Records from a data source:
____
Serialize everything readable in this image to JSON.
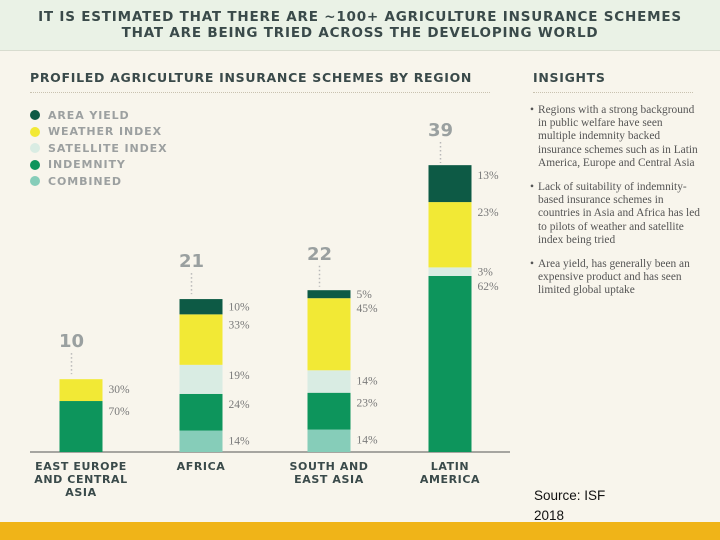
{
  "header": {
    "line1": "IT IS ESTIMATED THAT THERE ARE ~100+ AGRICULTURE INSURANCE SCHEMES",
    "line2": "THAT ARE BEING TRIED ACROSS THE DEVELOPING WORLD"
  },
  "chart_section": {
    "title": "PROFILED AGRICULTURE INSURANCE SCHEMES BY REGION"
  },
  "insights_section": {
    "title": "INSIGHTS",
    "items": [
      "Regions with a strong background in public welfare have seen multiple indemnity backed insurance schemes such as in Latin America, Europe and Central Asia",
      "Lack of suitability of indemnity- based insurance schemes in countries in Asia and Africa has led to pilots of weather and satellite index being tried",
      "Area yield, has generally been an expensive product and has seen limited global uptake"
    ]
  },
  "colors": {
    "area_yield": "#0d5a45",
    "weather_index": "#f2e935",
    "satellite_index": "#d9ece3",
    "indemnity": "#0d955c",
    "combined": "#86cdb9",
    "footer": "#f0b418",
    "header_bg": "#eaf2e6"
  },
  "chart_data": {
    "type": "bar",
    "stacked": true,
    "title": "PROFILED AGRICULTURE INSURANCE SCHEMES BY REGION",
    "categories": [
      "EAST EUROPE AND CENTRAL ASIA",
      "AFRICA",
      "SOUTH AND EAST ASIA",
      "LATIN AMERICA"
    ],
    "totals": [
      10,
      21,
      22,
      39
    ],
    "series": [
      {
        "name": "AREA YIELD",
        "key": "area_yield",
        "percent": [
          0,
          10,
          5,
          13
        ],
        "labels": [
          "",
          "10%",
          "5%",
          "13%"
        ]
      },
      {
        "name": "WEATHER INDEX",
        "key": "weather_index",
        "percent": [
          30,
          33,
          45,
          23
        ],
        "labels": [
          "30%",
          "33%",
          "45%",
          "23%"
        ]
      },
      {
        "name": "SATELLITE INDEX",
        "key": "satellite_index",
        "percent": [
          0,
          19,
          14,
          3
        ],
        "labels": [
          "",
          "19%",
          "14%",
          "3%"
        ]
      },
      {
        "name": "INDEMNITY",
        "key": "indemnity",
        "percent": [
          70,
          24,
          23,
          62
        ],
        "labels": [
          "70%",
          "24%",
          "23%",
          "62%"
        ]
      },
      {
        "name": "COMBINED",
        "key": "combined",
        "percent": [
          0,
          14,
          14,
          0
        ],
        "labels": [
          "",
          "14%",
          "14%",
          ""
        ]
      }
    ],
    "ylim": [
      0,
      39
    ],
    "legend": "top-left",
    "grid": false
  },
  "source": {
    "line1": "Source: ISF",
    "line2": "2018"
  }
}
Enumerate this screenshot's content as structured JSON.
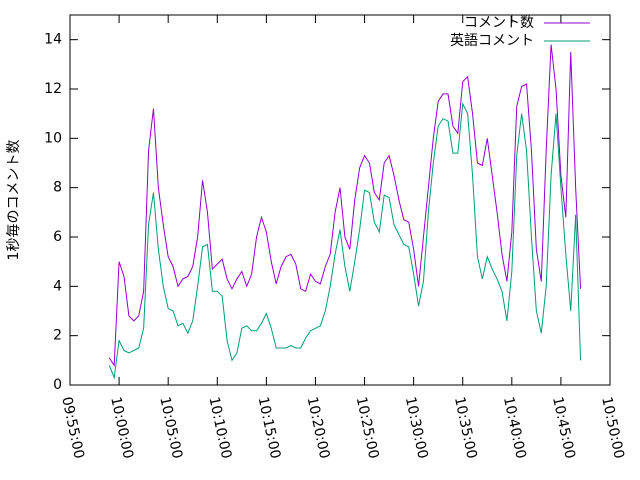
____
- **REQUEST**:
Write out each line again precisely as it appears, skipping every picture.

- **TASK SOLUTION**:
Serialize everything readable in this image to JSON.
{
  "header": {
    "line1": "IT IS ESTIMATED THAT THERE ARE ~100+ AGRICULTURE INSURANCE SCHEMES",
    "line2": "THAT ARE BEING TRIED ACROSS THE DEVELOPING WORLD"
  },
  "chart_section": {
    "title": "PROFILED AGRICULTURE INSURANCE SCHEMES BY REGION"
  },
  "insights_section": {
    "title": "INSIGHTS",
    "items": [
      "Regions with a strong background in public welfare have seen multiple indemnity backed insurance schemes such as in Latin America, Europe and Central Asia",
      "Lack of suitability of indemnity- based insurance schemes in countries in Asia and Africa has led to pilots of weather and satellite index being tried",
      "Area yield, has generally been an expensive product and has seen limited global uptake"
    ]
  },
  "colors": {
    "area_yield": "#0d5a45",
    "weather_index": "#f2e935",
    "satellite_index": "#d9ece3",
    "indemnity": "#0d955c",
    "combined": "#86cdb9",
    "footer": "#f0b418",
    "header_bg": "#eaf2e6"
  },
  "chart_data": {
    "type": "bar",
    "stacked": true,
    "title": "PROFILED AGRICULTURE INSURANCE SCHEMES BY REGION",
    "categories": [
      "EAST EUROPE AND CENTRAL ASIA",
      "AFRICA",
      "SOUTH AND EAST ASIA",
      "LATIN AMERICA"
    ],
    "totals": [
      10,
      21,
      22,
      39
    ],
    "series": [
      {
        "name": "AREA YIELD",
        "key": "area_yield",
        "percent": [
          0,
          10,
          5,
          13
        ],
        "labels": [
          "",
          "10%",
          "5%",
          "13%"
        ]
      },
      {
        "name": "WEATHER INDEX",
        "key": "weather_index",
        "percent": [
          30,
          33,
          45,
          23
        ],
        "labels": [
          "30%",
          "33%",
          "45%",
          "23%"
        ]
      },
      {
        "name": "SATELLITE INDEX",
        "key": "satellite_index",
        "percent": [
          0,
          19,
          14,
          3
        ],
        "labels": [
          "",
          "19%",
          "14%",
          "3%"
        ]
      },
      {
        "name": "INDEMNITY",
        "key": "indemnity",
        "percent": [
          70,
          24,
          23,
          62
        ],
        "labels": [
          "70%",
          "24%",
          "23%",
          "62%"
        ]
      },
      {
        "name": "COMBINED",
        "key": "combined",
        "percent": [
          0,
          14,
          14,
          0
        ],
        "labels": [
          "",
          "14%",
          "14%",
          ""
        ]
      }
    ],
    "ylim": [
      0,
      39
    ],
    "legend": "top-left",
    "grid": false
  },
  "source": {
    "line1": "Source: ISF",
    "line2": "2018"
  }
}
Enumerate this screenshot's content as structured JSON.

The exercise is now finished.